Items from a figure collection
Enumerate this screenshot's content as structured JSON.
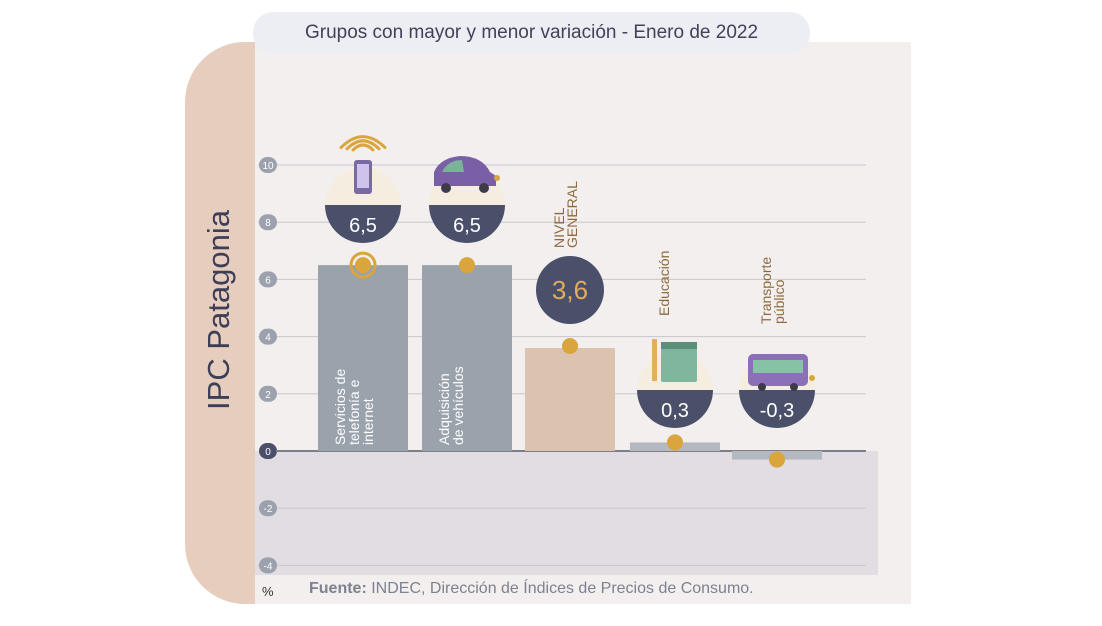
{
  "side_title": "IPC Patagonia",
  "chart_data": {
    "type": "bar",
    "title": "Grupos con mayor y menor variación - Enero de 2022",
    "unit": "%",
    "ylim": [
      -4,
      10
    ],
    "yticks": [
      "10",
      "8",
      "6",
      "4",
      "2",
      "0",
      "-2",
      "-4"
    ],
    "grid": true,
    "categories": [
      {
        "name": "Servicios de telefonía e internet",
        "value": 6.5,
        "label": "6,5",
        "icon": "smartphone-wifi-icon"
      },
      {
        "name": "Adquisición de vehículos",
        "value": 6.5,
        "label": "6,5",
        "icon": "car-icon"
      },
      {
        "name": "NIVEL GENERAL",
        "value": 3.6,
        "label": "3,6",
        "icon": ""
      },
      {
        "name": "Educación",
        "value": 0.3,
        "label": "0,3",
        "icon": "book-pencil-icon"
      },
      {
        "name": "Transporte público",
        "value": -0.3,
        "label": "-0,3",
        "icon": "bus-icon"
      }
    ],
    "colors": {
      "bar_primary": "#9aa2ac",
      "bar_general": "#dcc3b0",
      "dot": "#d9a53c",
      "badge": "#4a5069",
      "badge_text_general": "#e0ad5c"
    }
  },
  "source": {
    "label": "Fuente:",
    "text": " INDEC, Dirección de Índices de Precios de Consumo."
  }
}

Job: Select and copy every line from the records that includes the word "value".

Output for this task:
        "value": 6.5,
        "value": 6.5,
        "value": 3.6,
        "value": 0.3,
        "value": -0.3,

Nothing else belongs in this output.